TASK DESCRIPTION :: Pull each line holding "JSON" out of the entries below.

EXERCISE MATERIALS ::
---
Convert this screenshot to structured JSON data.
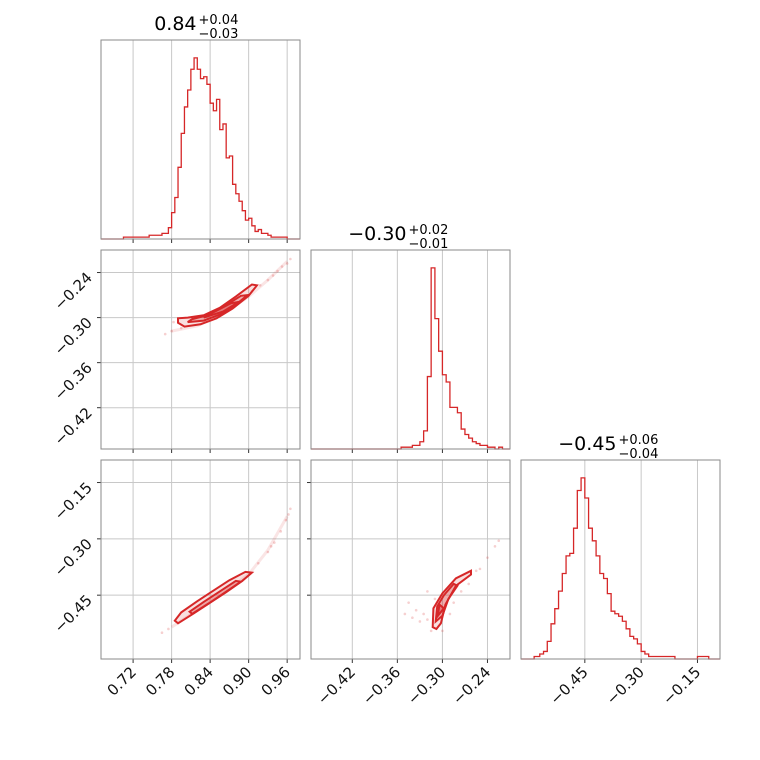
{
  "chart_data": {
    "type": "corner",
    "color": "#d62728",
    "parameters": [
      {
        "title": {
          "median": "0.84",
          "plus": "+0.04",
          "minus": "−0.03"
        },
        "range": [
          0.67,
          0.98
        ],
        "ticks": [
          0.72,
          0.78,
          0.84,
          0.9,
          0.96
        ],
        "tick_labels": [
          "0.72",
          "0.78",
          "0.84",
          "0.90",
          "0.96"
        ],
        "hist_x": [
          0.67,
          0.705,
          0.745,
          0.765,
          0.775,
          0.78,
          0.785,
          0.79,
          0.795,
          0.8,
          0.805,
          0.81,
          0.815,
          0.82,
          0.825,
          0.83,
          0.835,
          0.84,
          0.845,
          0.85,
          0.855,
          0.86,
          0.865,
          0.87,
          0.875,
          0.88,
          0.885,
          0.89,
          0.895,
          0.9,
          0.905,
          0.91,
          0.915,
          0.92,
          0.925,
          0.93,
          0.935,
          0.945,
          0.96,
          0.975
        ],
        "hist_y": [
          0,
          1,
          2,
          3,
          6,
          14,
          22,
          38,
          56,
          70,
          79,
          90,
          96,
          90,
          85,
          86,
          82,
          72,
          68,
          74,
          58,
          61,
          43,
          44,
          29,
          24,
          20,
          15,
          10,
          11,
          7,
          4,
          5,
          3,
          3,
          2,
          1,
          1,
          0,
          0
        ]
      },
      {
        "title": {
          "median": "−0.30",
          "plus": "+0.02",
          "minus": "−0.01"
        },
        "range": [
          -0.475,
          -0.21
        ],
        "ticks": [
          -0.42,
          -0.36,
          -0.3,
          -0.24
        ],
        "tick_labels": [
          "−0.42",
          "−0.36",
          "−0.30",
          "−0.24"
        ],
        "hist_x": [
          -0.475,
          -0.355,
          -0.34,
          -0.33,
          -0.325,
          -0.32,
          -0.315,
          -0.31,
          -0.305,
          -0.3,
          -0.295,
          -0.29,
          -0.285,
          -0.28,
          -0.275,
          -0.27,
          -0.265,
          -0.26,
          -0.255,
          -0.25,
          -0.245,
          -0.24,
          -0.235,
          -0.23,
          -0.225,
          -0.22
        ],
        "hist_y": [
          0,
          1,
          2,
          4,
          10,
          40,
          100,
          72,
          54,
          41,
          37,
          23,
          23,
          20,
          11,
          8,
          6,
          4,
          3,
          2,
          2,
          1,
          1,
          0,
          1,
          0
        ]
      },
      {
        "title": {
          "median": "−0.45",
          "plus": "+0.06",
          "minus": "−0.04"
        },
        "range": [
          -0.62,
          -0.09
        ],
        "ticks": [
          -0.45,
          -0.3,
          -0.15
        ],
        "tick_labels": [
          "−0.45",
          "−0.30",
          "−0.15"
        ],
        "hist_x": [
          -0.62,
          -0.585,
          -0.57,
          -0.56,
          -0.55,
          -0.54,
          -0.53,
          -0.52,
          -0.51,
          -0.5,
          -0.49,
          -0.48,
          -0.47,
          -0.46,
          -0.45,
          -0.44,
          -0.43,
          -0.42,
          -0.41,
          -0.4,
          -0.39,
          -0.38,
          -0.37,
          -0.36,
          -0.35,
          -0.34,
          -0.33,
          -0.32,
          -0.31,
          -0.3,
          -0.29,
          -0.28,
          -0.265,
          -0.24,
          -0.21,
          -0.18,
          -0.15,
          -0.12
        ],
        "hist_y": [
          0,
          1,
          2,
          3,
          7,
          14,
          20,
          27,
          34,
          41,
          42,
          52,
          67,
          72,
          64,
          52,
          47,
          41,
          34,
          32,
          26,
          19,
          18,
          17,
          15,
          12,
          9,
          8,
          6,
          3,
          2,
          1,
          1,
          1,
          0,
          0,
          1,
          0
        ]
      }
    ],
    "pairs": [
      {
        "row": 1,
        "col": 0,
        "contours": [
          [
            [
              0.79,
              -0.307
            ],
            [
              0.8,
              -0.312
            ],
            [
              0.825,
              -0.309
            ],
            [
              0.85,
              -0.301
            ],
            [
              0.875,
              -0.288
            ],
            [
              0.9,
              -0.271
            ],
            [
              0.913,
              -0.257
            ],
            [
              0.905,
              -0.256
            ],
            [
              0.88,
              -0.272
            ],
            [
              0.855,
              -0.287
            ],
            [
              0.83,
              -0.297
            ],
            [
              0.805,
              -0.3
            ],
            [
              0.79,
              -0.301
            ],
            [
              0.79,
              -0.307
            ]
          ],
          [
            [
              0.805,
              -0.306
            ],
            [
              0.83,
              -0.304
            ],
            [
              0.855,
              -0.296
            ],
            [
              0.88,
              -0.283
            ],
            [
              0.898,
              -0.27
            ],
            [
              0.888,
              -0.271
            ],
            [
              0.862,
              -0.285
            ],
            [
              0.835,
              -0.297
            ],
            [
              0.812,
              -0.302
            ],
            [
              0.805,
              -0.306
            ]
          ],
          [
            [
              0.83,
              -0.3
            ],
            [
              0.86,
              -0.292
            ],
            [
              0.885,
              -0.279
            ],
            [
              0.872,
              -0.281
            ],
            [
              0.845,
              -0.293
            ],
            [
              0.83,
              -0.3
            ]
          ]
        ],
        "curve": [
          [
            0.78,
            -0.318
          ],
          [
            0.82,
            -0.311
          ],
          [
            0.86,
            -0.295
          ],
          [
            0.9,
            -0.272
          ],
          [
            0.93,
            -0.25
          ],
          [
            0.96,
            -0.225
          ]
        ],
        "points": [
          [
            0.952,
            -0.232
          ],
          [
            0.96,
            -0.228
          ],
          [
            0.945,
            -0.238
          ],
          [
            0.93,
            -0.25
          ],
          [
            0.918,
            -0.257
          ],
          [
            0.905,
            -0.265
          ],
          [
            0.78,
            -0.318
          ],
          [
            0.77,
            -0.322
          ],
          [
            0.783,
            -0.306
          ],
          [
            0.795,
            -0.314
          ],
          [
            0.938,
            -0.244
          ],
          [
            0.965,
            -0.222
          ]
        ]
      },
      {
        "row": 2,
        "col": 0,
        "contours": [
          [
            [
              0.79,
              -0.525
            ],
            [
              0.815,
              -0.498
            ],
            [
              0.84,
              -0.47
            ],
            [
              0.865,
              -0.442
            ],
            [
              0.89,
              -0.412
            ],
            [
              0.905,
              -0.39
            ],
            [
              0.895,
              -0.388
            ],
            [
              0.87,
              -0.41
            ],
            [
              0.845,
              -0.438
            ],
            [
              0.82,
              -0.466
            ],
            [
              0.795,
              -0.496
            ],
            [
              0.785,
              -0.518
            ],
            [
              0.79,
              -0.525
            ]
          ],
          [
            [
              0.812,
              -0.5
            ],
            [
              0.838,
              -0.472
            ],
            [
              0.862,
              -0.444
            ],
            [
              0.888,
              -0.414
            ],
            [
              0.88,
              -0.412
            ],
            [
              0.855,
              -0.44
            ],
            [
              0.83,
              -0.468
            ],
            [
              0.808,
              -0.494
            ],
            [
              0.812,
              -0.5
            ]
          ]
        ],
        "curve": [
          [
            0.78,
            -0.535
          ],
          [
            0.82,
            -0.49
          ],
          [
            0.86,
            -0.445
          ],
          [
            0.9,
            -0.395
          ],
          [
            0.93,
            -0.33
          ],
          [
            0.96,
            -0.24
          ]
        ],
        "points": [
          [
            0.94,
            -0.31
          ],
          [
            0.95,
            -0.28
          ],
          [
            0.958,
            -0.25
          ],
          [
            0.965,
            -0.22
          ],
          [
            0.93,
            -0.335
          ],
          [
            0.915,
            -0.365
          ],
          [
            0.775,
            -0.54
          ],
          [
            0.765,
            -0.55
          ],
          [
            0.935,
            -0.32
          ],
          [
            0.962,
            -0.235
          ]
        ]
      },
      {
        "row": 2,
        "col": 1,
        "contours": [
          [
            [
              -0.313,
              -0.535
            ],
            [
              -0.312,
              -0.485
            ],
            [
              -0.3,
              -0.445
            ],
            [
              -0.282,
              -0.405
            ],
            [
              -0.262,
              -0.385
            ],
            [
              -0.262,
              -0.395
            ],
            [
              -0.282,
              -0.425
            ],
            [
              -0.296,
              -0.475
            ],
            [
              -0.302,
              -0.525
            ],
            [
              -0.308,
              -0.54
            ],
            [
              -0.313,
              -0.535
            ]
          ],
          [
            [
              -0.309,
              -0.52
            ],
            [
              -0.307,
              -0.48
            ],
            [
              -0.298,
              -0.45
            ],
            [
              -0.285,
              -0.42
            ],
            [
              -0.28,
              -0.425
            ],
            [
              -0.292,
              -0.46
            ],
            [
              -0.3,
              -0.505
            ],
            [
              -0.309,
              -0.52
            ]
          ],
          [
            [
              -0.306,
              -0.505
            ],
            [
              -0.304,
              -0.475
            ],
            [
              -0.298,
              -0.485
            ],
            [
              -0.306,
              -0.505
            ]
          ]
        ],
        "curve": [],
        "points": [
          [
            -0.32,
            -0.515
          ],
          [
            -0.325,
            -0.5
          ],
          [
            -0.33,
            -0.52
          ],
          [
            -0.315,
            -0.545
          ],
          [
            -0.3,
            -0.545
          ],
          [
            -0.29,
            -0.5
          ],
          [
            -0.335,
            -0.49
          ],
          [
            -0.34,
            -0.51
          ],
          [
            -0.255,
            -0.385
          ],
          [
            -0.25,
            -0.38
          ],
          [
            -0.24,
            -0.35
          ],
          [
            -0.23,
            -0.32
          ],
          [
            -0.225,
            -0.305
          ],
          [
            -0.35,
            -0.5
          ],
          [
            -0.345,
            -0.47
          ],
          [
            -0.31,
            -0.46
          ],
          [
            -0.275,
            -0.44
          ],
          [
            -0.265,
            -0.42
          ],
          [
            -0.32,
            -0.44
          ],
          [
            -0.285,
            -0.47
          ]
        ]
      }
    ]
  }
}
---
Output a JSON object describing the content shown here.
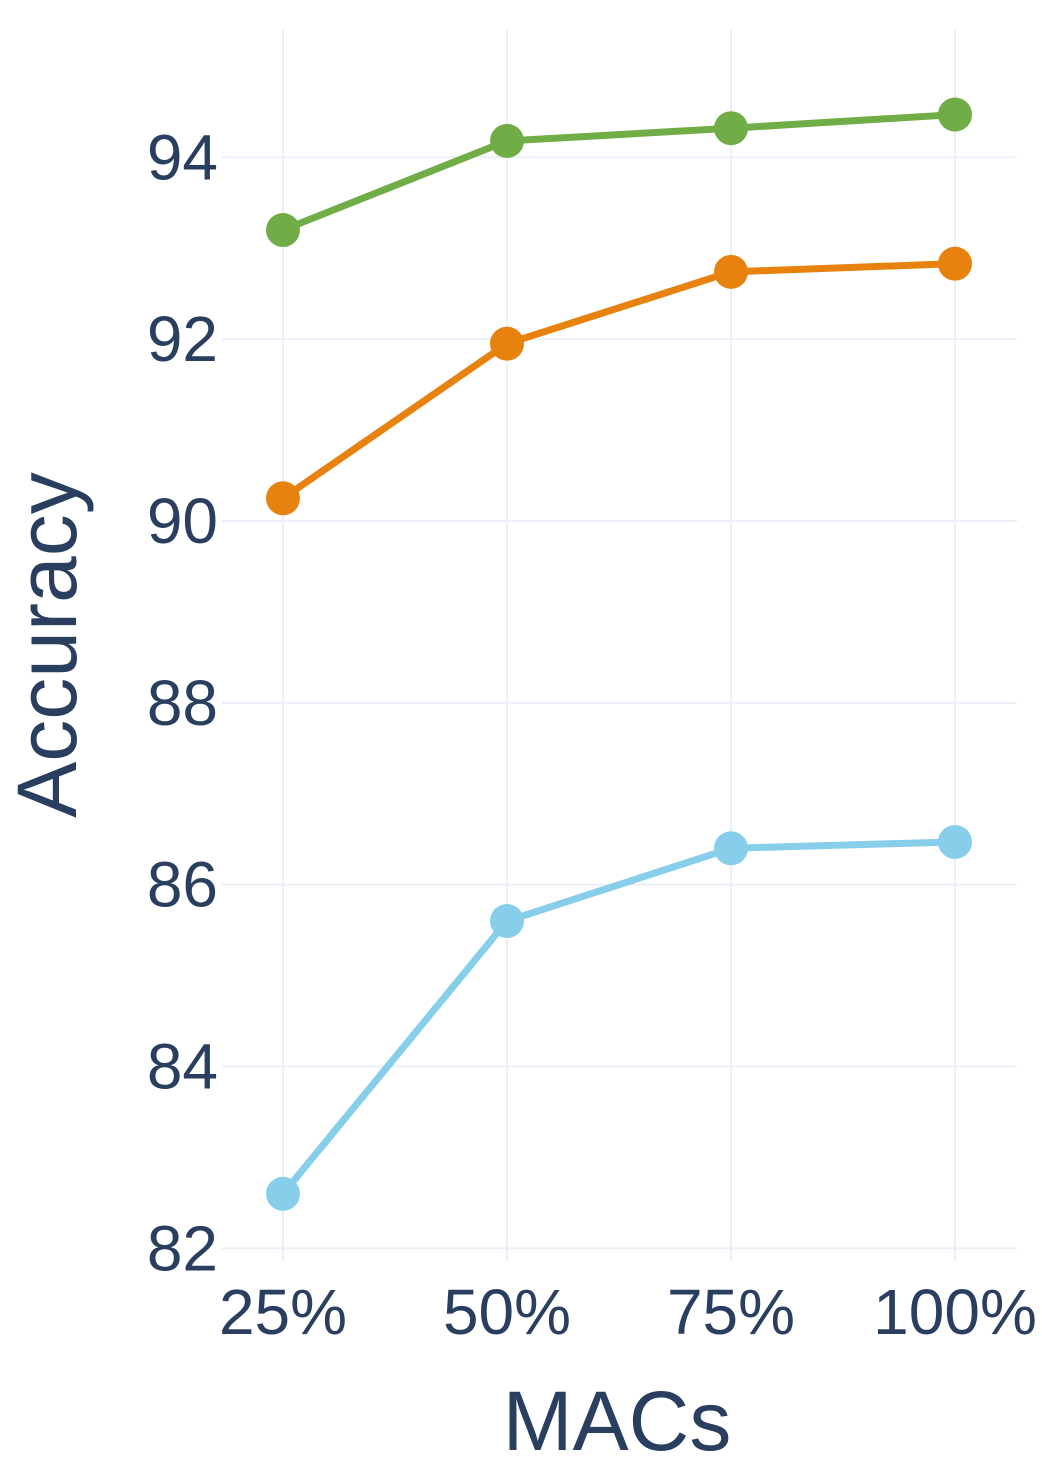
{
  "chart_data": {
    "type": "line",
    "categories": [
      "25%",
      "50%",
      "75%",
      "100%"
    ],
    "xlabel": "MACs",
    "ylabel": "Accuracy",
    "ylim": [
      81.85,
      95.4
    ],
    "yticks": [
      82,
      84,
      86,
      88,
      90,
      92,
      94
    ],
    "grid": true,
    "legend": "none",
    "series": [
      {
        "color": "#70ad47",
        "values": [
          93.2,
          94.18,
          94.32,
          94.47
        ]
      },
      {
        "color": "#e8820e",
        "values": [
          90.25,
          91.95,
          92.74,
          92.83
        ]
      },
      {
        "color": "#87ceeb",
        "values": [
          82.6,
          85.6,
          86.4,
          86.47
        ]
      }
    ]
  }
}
---
FULL ANSWER ::
Convert this screenshot to structured JSON data.
Output a JSON object describing the content shown here.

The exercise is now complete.